### Instruction
Your copy of the material must match it exactly, except that pictures are dropped.
○ ○ ○ ○ ○
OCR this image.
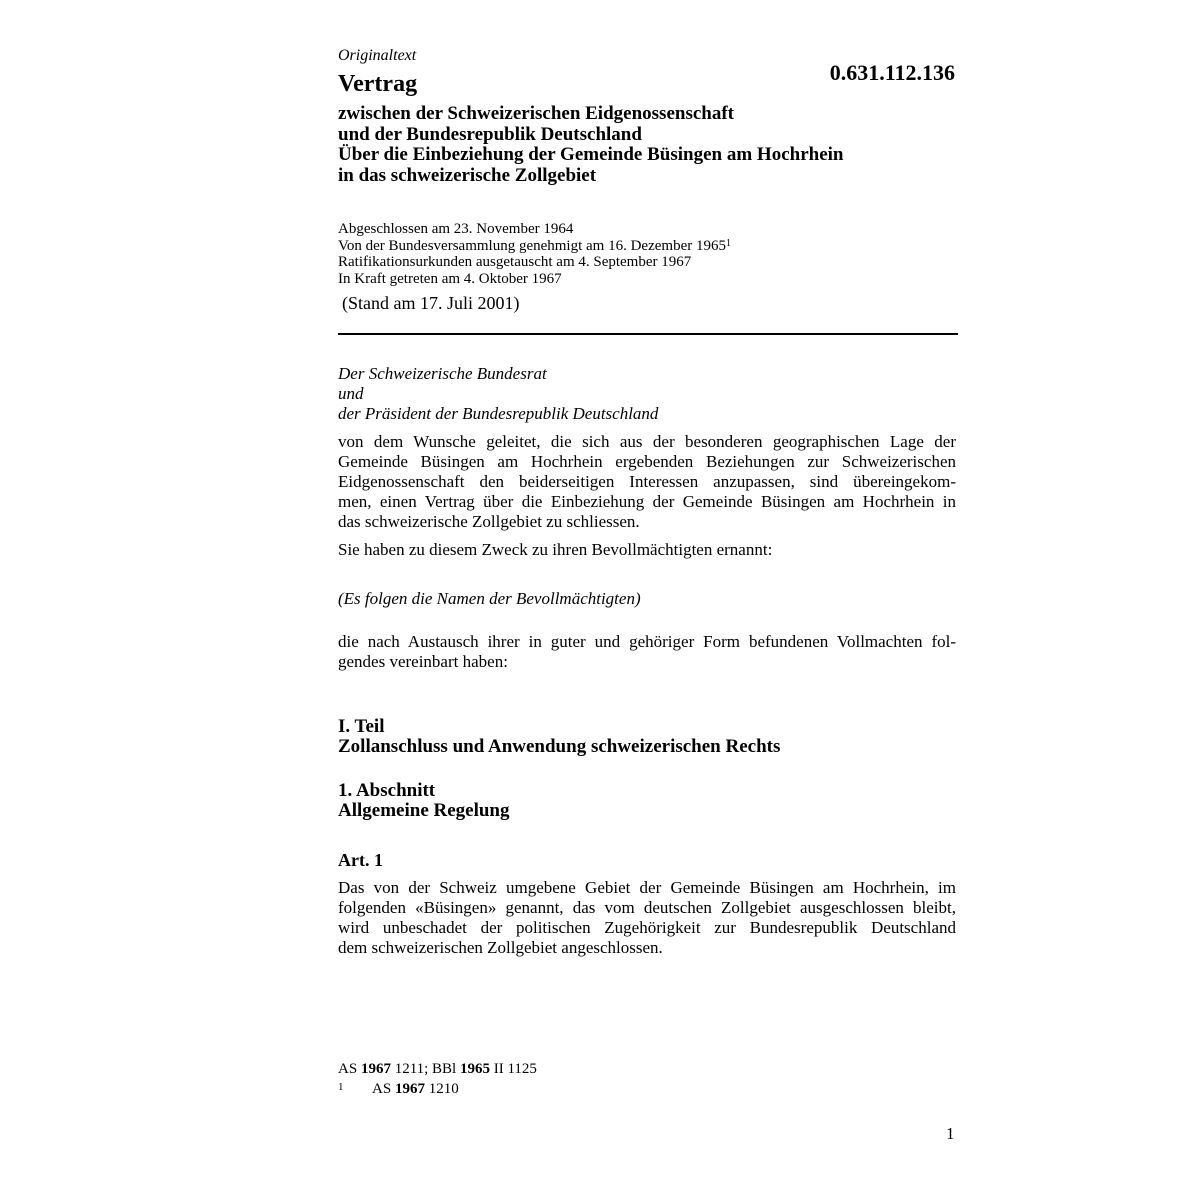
Originaltext
0.631.112.136
Vertrag
zwischen der Schweizerischen Eidgenossenschaft
und der Bundesrepublik Deutschland
Über die Einbeziehung der Gemeinde Büsingen am Hochrhein
in das schweizerische Zollgebiet
Abgeschlossen am 23. November 1964
Von der Bundesversammlung genehmigt am 16. Dezember 1965$^1$
Ratifikationsurkunden ausgetauscht am 4. September 1967
In Kraft getreten am 4. Oktober 1967
(Stand am 17. Juli 2001)
Der Schweizerische Bundesrat
und
der Präsident der Bundesrepublik Deutschland
von dem Wunsche geleitet, die sich aus der besonderen geographischen Lage der
Gemeinde Büsingen am Hochrhein ergebenden Beziehungen zur Schweizerischen
Eidgenossenschaft den beiderseitigen Interessen anzupassen, sind übereingekom-
men, einen Vertrag über die Einbeziehung der Gemeinde Büsingen am Hochrhein in
das schweizerische Zollgebiet zu schliessen.
Sie haben zu diesem Zweck zu ihren Bevollmächtigten ernannt:
(Es folgen die Namen der Bevollmächtigten)
die nach Austausch ihrer in guter und gehöriger Form befundenen Vollmachten fol-
gendes vereinbart haben:
I. Teil
Zollanschluss und Anwendung schweizerischen Rechts
1. Abschnitt
Allgemeine Regelung
Art. 1
Das von der Schweiz umgebene Gebiet der Gemeinde Büsingen am Hochrhein, im
folgenden «Büsingen» genannt, das vom deutschen Zollgebiet ausgeschlossen bleibt,
wird unbeschadet der politischen Zugehörigkeit zur Bundesrepublik Deutschland
dem schweizerischen Zollgebiet angeschlossen.
AS 1967 1211; BBl 1965 II 1125
1 AS 1967 1210
1
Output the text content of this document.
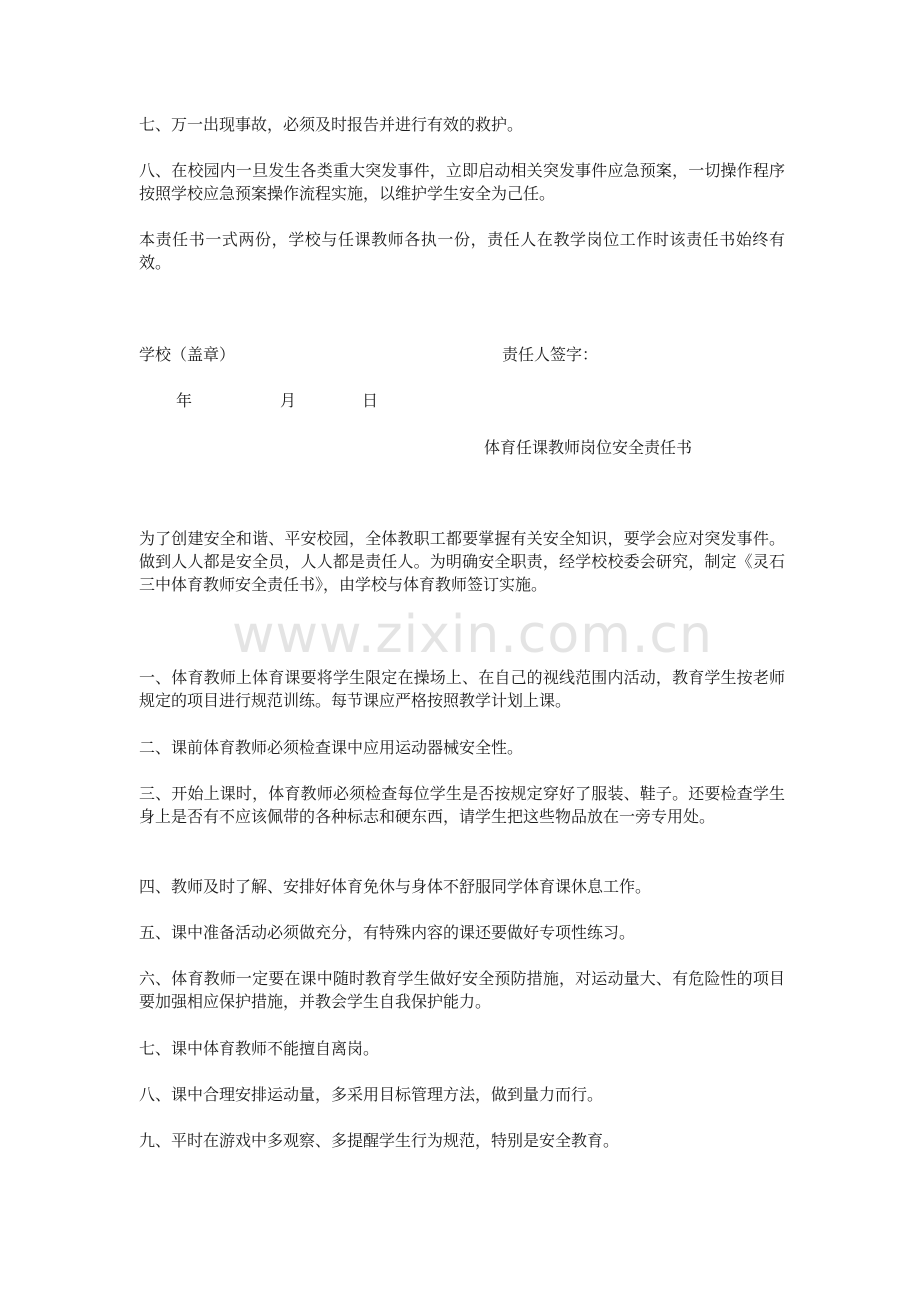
七、万一出现事故，必须及时报告并进行有效的救护。

八、在校园内一旦发生各类重大突发事件，立即启动相关突发事件应急预案，一切操作程序按照学校应急预案操作流程实施，以维护学生安全为己任。

本责任书一式两份，学校与任课教师各执一份，责任人在教学岗位工作时该责任书始终有效。

学校（盖章）	责任人签字：
年	月	日
体育任课教师岗位安全责任书

为了创建安全和谐、平安校园，全体教职工都要掌握有关安全知识，要学会应对突发事件。做到人人都是安全员，人人都是责任人。为明确安全职责，经学校校委会研究，制定《灵石三中体育教师安全责任书》，由学校与体育教师签订实施。

www.zixin.com.cn

一、体育教师上体育课要将学生限定在操场上、在自己的视线范围内活动，教育学生按老师规定的项目进行规范训练。每节课应严格按照教学计划上课。

二、课前体育教师必须检查课中应用运动器械安全性。

三、开始上课时，体育教师必须检查每位学生是否按规定穿好了服装、鞋子。还要检查学生身上是否有不应该佩带的各种标志和硬东西，请学生把这些物品放在一旁专用处。

四、教师及时了解、安排好体育免休与身体不舒服同学体育课休息工作。

五、课中准备活动必须做充分，有特殊内容的课还要做好专项性练习。

六、体育教师一定要在课中随时教育学生做好安全预防措施，对运动量大、有危险性的项目要加强相应保护措施，并教会学生自我保护能力。

七、课中体育教师不能擅自离岗。

八、课中合理安排运动量，多采用目标管理方法，做到量力而行。

九、平时在游戏中多观察、多提醒学生行为规范，特别是安全教育。
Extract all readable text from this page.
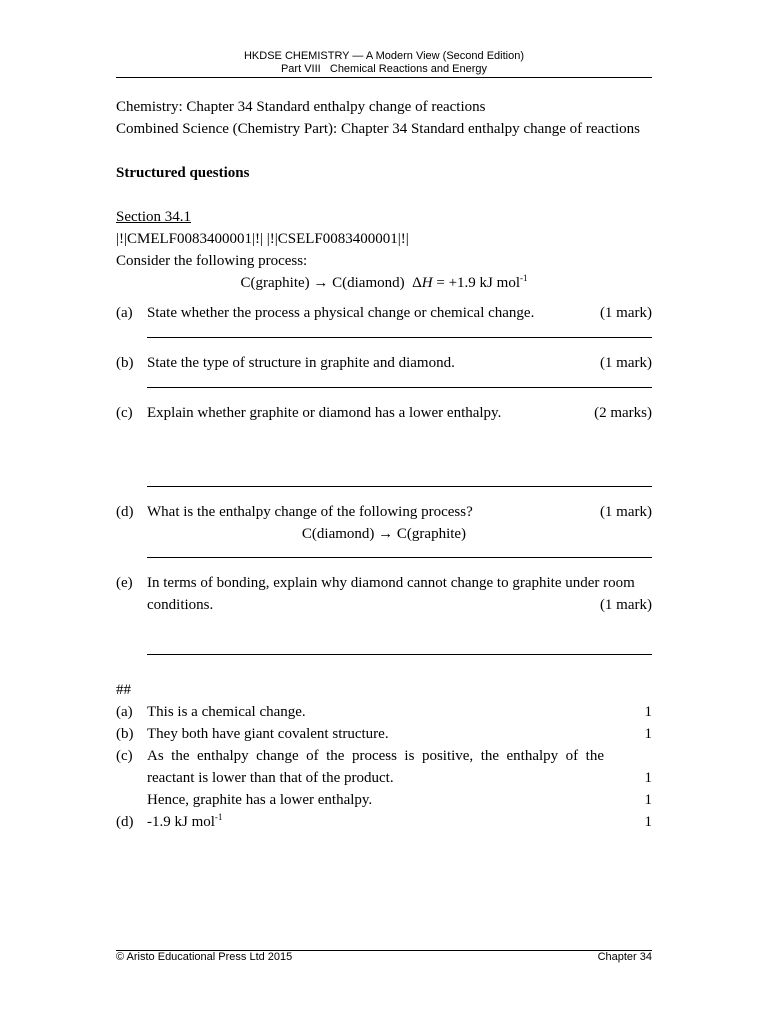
HKDSE CHEMISTRY — A Modern View (Second Edition)
Part VIII   Chemical Reactions and Energy

Chemistry: Chapter 34 Standard enthalpy change of reactions

Combined Science (Chemistry Part): Chapter 34 Standard enthalpy change of reactions

Structured questions

Section 34.1

|!|CMELF0083400001|!| |!|CSELF0083400001|!|

Consider the following process:

C(graphite) → C(diamond) ΔH = +1.9 kJ mol$^{-1}$

(a) State whether the process a physical change or chemical change.	(1 mark)
(b) State the type of structure in graphite and diamond.	(1 mark)
(c) Explain whether graphite or diamond has a lower enthalpy.	(2 marks)
(d) What is the enthalpy change of the following process?	(1 mark)

C(diamond) → C(graphite)

(e) In terms of bonding, explain why diamond cannot change to graphite under room
conditions.	(1 mark)

##

(a) This is a chemical change.	1
(b) They both have giant covalent structure.	1
(c) As the enthalpy change of the process is positive, the enthalpy of the
reactant is lower than that of the product.	1
Hence, graphite has a lower enthalpy.	1
(d) -1.9 kJ mol$^{-1}$	1
© Aristo Educational Press Ltd 2015	Chapter 34
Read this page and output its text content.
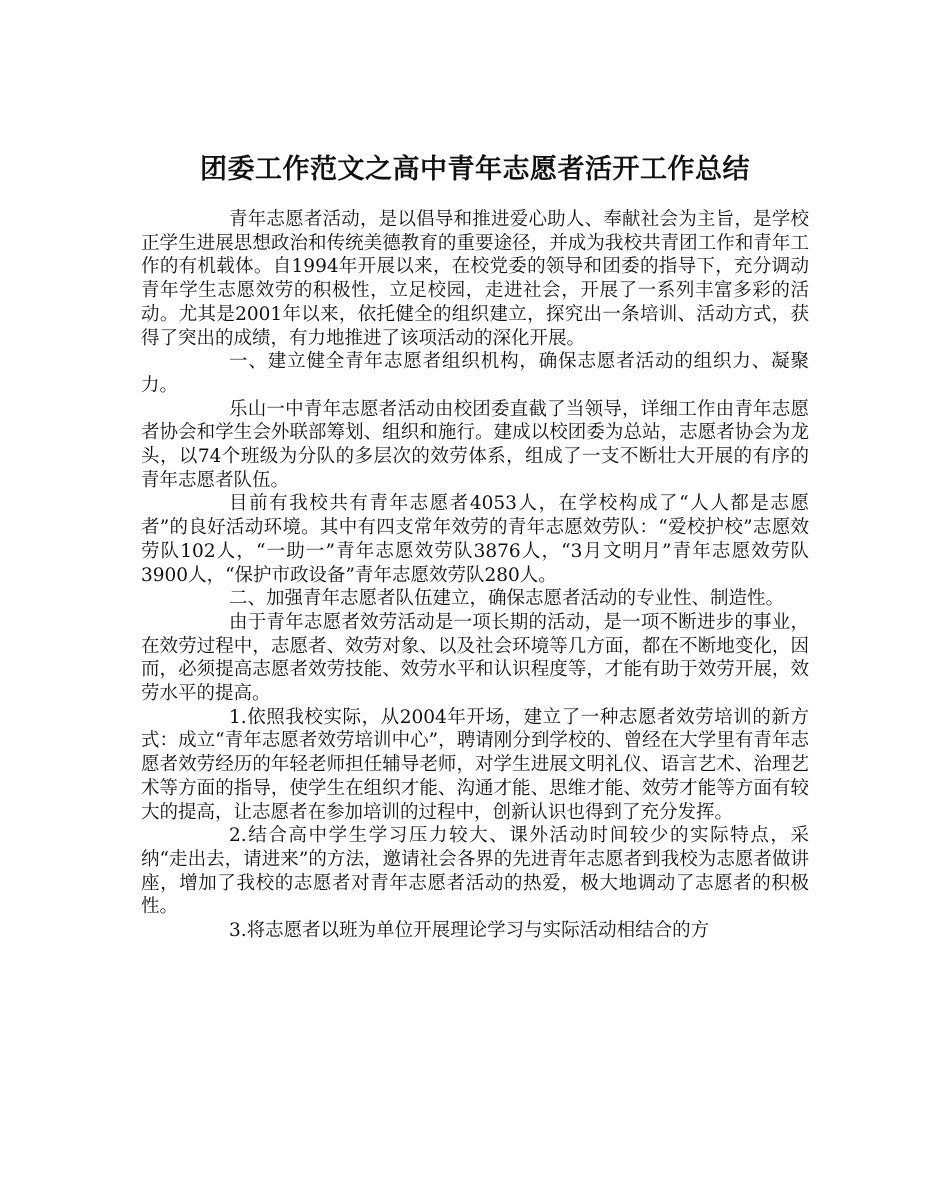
团委工作范文之高中青年志愿者活开工作总结

青年志愿者活动，是以倡导和推进爱心助人、奉献社会为主旨，是学校正学生进展思想政治和传统美德教育的重要途径，并成为我校共青团工作和青年工作的有机载体。自1994年开展以来，在校党委的领导和团委的指导下，充分调动青年学生志愿效劳的积极性，立足校园，走进社会，开展了一系列丰富多彩的活动。尤其是2001年以来，依托健全的组织建立，探究出一条培训、活动方式，获得了突出的成绩，有力地推进了该项活动的深化开展。

一、建立健全青年志愿者组织机构，确保志愿者活动的组织力、凝聚力。

乐山一中青年志愿者活动由校团委直截了当领导，详细工作由青年志愿者协会和学生会外联部筹划、组织和施行。建成以校团委为总站，志愿者协会为龙头，以74个班级为分队的多层次的效劳体系，组成了一支不断壮大开展的有序的青年志愿者队伍。

目前有我校共有青年志愿者4053人，在学校构成了“人人都是志愿者”的良好活动环境。其中有四支常年效劳的青年志愿效劳队：“爱校护校”志愿效劳队102人，“一助一”青年志愿效劳队3876人，“3月文明月”青年志愿效劳队3900人，“保护市政设备”青年志愿效劳队280人。

二、加强青年志愿者队伍建立，确保志愿者活动的专业性、制造性。

由于青年志愿者效劳活动是一项长期的活动，是一项不断进步的事业，在效劳过程中，志愿者、效劳对象、以及社会环境等几方面，都在不断地变化，因而，必须提高志愿者效劳技能、效劳水平和认识程度等，才能有助于效劳开展，效劳水平的提高。

1.依照我校实际，从2004年开场，建立了一种志愿者效劳培训的新方式：成立“青年志愿者效劳培训中心”，聘请刚分到学校的、曾经在大学里有青年志愿者效劳经历的年轻老师担任辅导老师，对学生进展文明礼仪、语言艺术、治理艺术等方面的指导，使学生在组织才能、沟通才能、思维才能、效劳才能等方面有较大的提高，让志愿者在参加培训的过程中，创新认识也得到了充分发挥。

2.结合高中学生学习压力较大、课外活动时间较少的实际特点，采纳“走出去，请进来”的方法，邀请社会各界的先进青年志愿者到我校为志愿者做讲座，增加了我校的志愿者对青年志愿者活动的热爱，极大地调动了志愿者的积极性。

3.将志愿者以班为单位开展理论学习与实际活动相结合的方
○ ○ ○ ○ ○
### Problem solution
OCR this image.
Originaltext
0.631.112.136
Vertrag
zwischen der Schweizerischen Eidgenossenschaft
und der Bundesrepublik Deutschland
Über die Einbeziehung der Gemeinde Büsingen am Hochrhein
in das schweizerische Zollgebiet
Abgeschlossen am 23. November 1964
Von der Bundesversammlung genehmigt am 16. Dezember 1965$^1$
Ratifikationsurkunden ausgetauscht am 4. September 1967
In Kraft getreten am 4. Oktober 1967
(Stand am 17. Juli 2001)
Der Schweizerische Bundesrat
und
der Präsident der Bundesrepublik Deutschland
von dem Wunsche geleitet, die sich aus der besonderen geographischen Lage der
Gemeinde Büsingen am Hochrhein ergebenden Beziehungen zur Schweizerischen
Eidgenossenschaft den beiderseitigen Interessen anzupassen, sind übereingekom-
men, einen Vertrag über die Einbeziehung der Gemeinde Büsingen am Hochrhein in
das schweizerische Zollgebiet zu schliessen.
Sie haben zu diesem Zweck zu ihren Bevollmächtigten ernannt:
(Es folgen die Namen der Bevollmächtigten)
die nach Austausch ihrer in guter und gehöriger Form befundenen Vollmachten fol-
gendes vereinbart haben:
I. Teil
Zollanschluss und Anwendung schweizerischen Rechts
1. Abschnitt
Allgemeine Regelung
Art. 1
Das von der Schweiz umgebene Gebiet der Gemeinde Büsingen am Hochrhein, im
folgenden «Büsingen» genannt, das vom deutschen Zollgebiet ausgeschlossen bleibt,
wird unbeschadet der politischen Zugehörigkeit zur Bundesrepublik Deutschland
dem schweizerischen Zollgebiet angeschlossen.
AS 1967 1211; BBl 1965 II 1125
1 AS 1967 1210
1
Output the text content of this document.
七、万一出现事故，必须及时报告并进行有效的救护。

八、在校园内一旦发生各类重大突发事件，立即启动相关突发事件应急预案，一切操作程序按照学校应急预案操作流程实施，以维护学生安全为己任。

本责任书一式两份，学校与任课教师各执一份，责任人在教学岗位工作时该责任书始终有效。

学校（盖章）	责任人签字：
年	月	日
体育任课教师岗位安全责任书

为了创建安全和谐、平安校园，全体教职工都要掌握有关安全知识，要学会应对突发事件。做到人人都是安全员，人人都是责任人。为明确安全职责，经学校校委会研究，制定《灵石三中体育教师安全责任书》，由学校与体育教师签订实施。

www.zixin.com.cn

一、体育教师上体育课要将学生限定在操场上、在自己的视线范围内活动，教育学生按老师规定的项目进行规范训练。每节课应严格按照教学计划上课。

二、课前体育教师必须检查课中应用运动器械安全性。

三、开始上课时，体育教师必须检查每位学生是否按规定穿好了服装、鞋子。还要检查学生身上是否有不应该佩带的各种标志和硬东西，请学生把这些物品放在一旁专用处。

四、教师及时了解、安排好体育免休与身体不舒服同学体育课休息工作。

五、课中准备活动必须做充分，有特殊内容的课还要做好专项性练习。

六、体育教师一定要在课中随时教育学生做好安全预防措施，对运动量大、有危险性的项目要加强相应保护措施，并教会学生自我保护能力。

七、课中体育教师不能擅自离岗。

八、课中合理安排运动量，多采用目标管理方法，做到量力而行。

九、平时在游戏中多观察、多提醒学生行为规范，特别是安全教育。
Extract all readable text from this page.
HKDSE CHEMISTRY — A Modern View (Second Edition)
Part VIII   Chemical Reactions and Energy

Chemistry: Chapter 34 Standard enthalpy change of reactions

Combined Science (Chemistry Part): Chapter 34 Standard enthalpy change of reactions

Structured questions

Section 34.1

|!|CMELF0083400001|!| |!|CSELF0083400001|!|

Consider the following process:

C(graphite) → C(diamond) ΔH = +1.9 kJ mol$^{-1}$

(a) State whether the process a physical change or chemical change.	(1 mark)
(b) State the type of structure in graphite and diamond.	(1 mark)
(c) Explain whether graphite or diamond has a lower enthalpy.	(2 marks)
(d) What is the enthalpy change of the following process?	(1 mark)

C(diamond) → C(graphite)

(e) In terms of bonding, explain why diamond cannot change to graphite under room
conditions.	(1 mark)

##

(a) This is a chemical change.	1
(b) They both have giant covalent structure.	1
(c) As the enthalpy change of the process is positive, the enthalpy of the
reactant is lower than that of the product.	1
Hence, graphite has a lower enthalpy.	1
(d) -1.9 kJ mol$^{-1}$	1
© Aristo Educational Press Ltd 2015	Chapter 34
Read this page and output its text content.
团委工作范文之高中青年志愿者活开工作总结

青年志愿者活动，是以倡导和推进爱心助人、奉献社会为主旨，是学校正学生进展思想政治和传统美德教育的重要途径，并成为我校共青团工作和青年工作的有机载体。自1994年开展以来，在校党委的领导和团委的指导下，充分调动青年学生志愿效劳的积极性，立足校园，走进社会，开展了一系列丰富多彩的活动。尤其是2001年以来，依托健全的组织建立，探究出一条培训、活动方式，获得了突出的成绩，有力地推进了该项活动的深化开展。

一、建立健全青年志愿者组织机构，确保志愿者活动的组织力、凝聚力。

乐山一中青年志愿者活动由校团委直截了当领导，详细工作由青年志愿者协会和学生会外联部筹划、组织和施行。建成以校团委为总站，志愿者协会为龙头，以74个班级为分队的多层次的效劳体系，组成了一支不断壮大开展的有序的青年志愿者队伍。

目前有我校共有青年志愿者4053人，在学校构成了“人人都是志愿者”的良好活动环境。其中有四支常年效劳的青年志愿效劳队：“爱校护校”志愿效劳队102人，“一助一”青年志愿效劳队3876人，“3月文明月”青年志愿效劳队3900人，“保护市政设备”青年志愿效劳队280人。

二、加强青年志愿者队伍建立，确保志愿者活动的专业性、制造性。

由于青年志愿者效劳活动是一项长期的活动，是一项不断进步的事业，在效劳过程中，志愿者、效劳对象、以及社会环境等几方面，都在不断地变化，因而，必须提高志愿者效劳技能、效劳水平和认识程度等，才能有助于效劳开展，效劳水平的提高。

1.依照我校实际，从2004年开场，建立了一种志愿者效劳培训的新方式：成立“青年志愿者效劳培训中心”，聘请刚分到学校的、曾经在大学里有青年志愿者效劳经历的年轻老师担任辅导老师，对学生进展文明礼仪、语言艺术、治理艺术等方面的指导，使学生在组织才能、沟通才能、思维才能、效劳才能等方面有较大的提高，让志愿者在参加培训的过程中，创新认识也得到了充分发挥。

2.结合高中学生学习压力较大、课外活动时间较少的实际特点，采纳“走出去，请进来”的方法，邀请社会各界的先进青年志愿者到我校为志愿者做讲座，增加了我校的志愿者对青年志愿者活动的热爱，极大地调动了志愿者的积极性。

3.将志愿者以班为单位开展理论学习与实际活动相结合的方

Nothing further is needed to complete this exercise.